[Written task]
Copy out everything from the start of the data down through the line that contains "category-subtitle: (日均交易量): [859, 573, 1013, 603]", keeping each line exactly as it appears.

BEGIN Records to process

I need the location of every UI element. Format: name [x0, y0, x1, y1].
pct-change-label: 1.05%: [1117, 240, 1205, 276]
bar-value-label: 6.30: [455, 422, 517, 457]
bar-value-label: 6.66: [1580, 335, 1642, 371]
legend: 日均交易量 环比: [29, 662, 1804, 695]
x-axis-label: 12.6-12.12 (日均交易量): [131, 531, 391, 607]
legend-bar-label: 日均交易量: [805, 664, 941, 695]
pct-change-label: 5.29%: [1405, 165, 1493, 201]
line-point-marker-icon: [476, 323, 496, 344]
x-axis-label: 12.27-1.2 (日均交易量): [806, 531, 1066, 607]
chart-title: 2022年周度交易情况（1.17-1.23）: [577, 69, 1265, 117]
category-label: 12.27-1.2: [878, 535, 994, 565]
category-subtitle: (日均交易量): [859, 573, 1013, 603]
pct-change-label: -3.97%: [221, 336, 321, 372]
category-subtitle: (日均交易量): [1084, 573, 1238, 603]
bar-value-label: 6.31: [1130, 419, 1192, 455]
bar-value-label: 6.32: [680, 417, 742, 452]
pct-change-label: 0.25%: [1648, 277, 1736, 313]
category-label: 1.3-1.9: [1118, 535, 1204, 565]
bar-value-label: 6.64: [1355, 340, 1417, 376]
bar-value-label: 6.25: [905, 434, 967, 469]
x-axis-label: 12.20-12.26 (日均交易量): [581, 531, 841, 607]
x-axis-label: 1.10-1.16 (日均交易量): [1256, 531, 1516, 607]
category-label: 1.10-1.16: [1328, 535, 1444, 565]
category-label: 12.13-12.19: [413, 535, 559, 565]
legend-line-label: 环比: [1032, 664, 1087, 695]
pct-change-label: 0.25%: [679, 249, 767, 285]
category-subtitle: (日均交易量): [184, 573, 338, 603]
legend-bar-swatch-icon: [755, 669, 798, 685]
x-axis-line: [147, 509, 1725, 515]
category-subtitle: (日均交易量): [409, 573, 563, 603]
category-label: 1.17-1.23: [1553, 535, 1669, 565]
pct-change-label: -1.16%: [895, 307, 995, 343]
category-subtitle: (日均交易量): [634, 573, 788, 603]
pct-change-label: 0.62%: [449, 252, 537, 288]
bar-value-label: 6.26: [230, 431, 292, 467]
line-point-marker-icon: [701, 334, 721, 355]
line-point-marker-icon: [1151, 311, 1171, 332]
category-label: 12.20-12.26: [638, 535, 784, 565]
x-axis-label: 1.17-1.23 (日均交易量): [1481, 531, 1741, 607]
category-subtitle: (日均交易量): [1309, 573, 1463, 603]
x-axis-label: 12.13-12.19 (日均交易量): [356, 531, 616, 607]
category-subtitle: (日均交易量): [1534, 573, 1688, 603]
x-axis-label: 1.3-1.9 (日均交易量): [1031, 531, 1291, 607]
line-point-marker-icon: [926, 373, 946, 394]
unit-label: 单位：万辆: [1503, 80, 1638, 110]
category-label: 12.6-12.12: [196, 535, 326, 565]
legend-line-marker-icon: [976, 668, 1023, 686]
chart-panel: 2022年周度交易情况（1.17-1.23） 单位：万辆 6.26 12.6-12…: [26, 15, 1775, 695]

END Records to process

[Result for this task]
I need the location of every UI element. Format: name [x0, y0, x1, y1].
pct-change-label: 1.05%: [1117, 240, 1205, 276]
bar-value-label: 6.30: [455, 422, 517, 457]
bar-value-label: 6.66: [1580, 335, 1642, 371]
legend: 日均交易量 环比: [29, 662, 1804, 695]
x-axis-label: 12.6-12.12 (日均交易量): [131, 531, 391, 607]
legend-bar-label: 日均交易量: [805, 664, 941, 695]
pct-change-label: 5.29%: [1405, 165, 1493, 201]
line-point-marker-icon: [476, 323, 496, 344]
x-axis-label: 12.27-1.2 (日均交易量): [806, 531, 1066, 607]
chart-title: 2022年周度交易情况（1.17-1.23）: [577, 69, 1265, 117]
category-label: 12.27-1.2: [878, 535, 994, 565]
category-subtitle: (日均交易量): [859, 573, 1013, 603]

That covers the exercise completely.